* **RECORD SET**:
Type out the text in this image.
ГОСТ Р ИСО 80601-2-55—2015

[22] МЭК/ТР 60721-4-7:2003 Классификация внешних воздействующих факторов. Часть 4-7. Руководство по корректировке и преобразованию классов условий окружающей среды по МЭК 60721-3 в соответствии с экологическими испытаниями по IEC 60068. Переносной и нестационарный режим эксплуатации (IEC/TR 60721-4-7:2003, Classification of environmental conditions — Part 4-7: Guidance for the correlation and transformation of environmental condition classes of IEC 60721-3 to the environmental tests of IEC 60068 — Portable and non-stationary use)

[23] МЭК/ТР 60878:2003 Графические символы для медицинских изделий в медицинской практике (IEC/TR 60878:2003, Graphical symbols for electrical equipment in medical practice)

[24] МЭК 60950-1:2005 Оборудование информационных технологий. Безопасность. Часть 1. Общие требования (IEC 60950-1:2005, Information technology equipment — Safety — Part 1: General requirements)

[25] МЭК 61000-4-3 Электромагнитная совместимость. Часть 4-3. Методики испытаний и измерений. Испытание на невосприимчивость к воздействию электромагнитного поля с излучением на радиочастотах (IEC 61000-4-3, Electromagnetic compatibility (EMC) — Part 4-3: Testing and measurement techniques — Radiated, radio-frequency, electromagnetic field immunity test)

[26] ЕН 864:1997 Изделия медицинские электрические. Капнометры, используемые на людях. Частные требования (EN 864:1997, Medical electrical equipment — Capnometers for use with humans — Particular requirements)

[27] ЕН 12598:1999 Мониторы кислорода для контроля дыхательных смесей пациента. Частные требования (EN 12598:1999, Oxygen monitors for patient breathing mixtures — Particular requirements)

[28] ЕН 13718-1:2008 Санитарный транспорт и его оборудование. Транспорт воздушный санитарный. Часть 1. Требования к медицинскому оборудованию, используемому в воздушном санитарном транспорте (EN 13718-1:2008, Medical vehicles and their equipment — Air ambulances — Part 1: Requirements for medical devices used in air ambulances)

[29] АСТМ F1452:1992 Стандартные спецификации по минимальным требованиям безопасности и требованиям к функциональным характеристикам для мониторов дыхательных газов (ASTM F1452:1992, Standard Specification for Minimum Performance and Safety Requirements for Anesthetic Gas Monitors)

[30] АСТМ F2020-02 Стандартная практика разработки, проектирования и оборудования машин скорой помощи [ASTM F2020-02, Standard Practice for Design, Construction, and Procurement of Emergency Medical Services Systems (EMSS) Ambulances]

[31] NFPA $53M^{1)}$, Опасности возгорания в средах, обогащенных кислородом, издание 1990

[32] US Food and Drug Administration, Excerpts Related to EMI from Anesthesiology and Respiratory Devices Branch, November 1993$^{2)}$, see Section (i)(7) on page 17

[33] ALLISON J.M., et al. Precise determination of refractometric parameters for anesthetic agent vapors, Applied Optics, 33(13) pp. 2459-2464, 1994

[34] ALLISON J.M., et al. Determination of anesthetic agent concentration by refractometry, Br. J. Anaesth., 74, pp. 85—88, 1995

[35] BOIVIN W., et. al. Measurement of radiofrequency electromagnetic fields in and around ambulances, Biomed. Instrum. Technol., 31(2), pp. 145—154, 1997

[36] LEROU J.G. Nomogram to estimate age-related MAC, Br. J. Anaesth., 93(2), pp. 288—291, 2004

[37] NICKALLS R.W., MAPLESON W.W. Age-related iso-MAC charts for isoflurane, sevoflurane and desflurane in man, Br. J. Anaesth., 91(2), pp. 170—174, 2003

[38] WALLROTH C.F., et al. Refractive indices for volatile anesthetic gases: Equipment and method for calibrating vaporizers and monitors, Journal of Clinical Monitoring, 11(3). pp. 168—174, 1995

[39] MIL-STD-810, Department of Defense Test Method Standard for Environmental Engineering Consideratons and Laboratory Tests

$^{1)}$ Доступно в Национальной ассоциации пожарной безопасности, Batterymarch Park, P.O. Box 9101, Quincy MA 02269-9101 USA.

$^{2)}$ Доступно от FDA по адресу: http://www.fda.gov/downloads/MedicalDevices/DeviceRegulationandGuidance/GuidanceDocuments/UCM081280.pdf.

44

* **STATED GOAL**:
From the entries above, select each line containing the string "electrical".

* **REPLY TO THE TASK**:
[23] МЭК/ТР 60878:2003 Графические символы для медицинских изделий в медицинской практике (IEC/TR 60878:2003, Graphical symbols for electrical equipment in medical practice)
[26] ЕН 864:1997 Изделия медицинские электрические. Капнометры, используемые на людях. Частные требования (EN 864:1997, Medical electrical equipment — Capnometers for use with humans — Particular requirements)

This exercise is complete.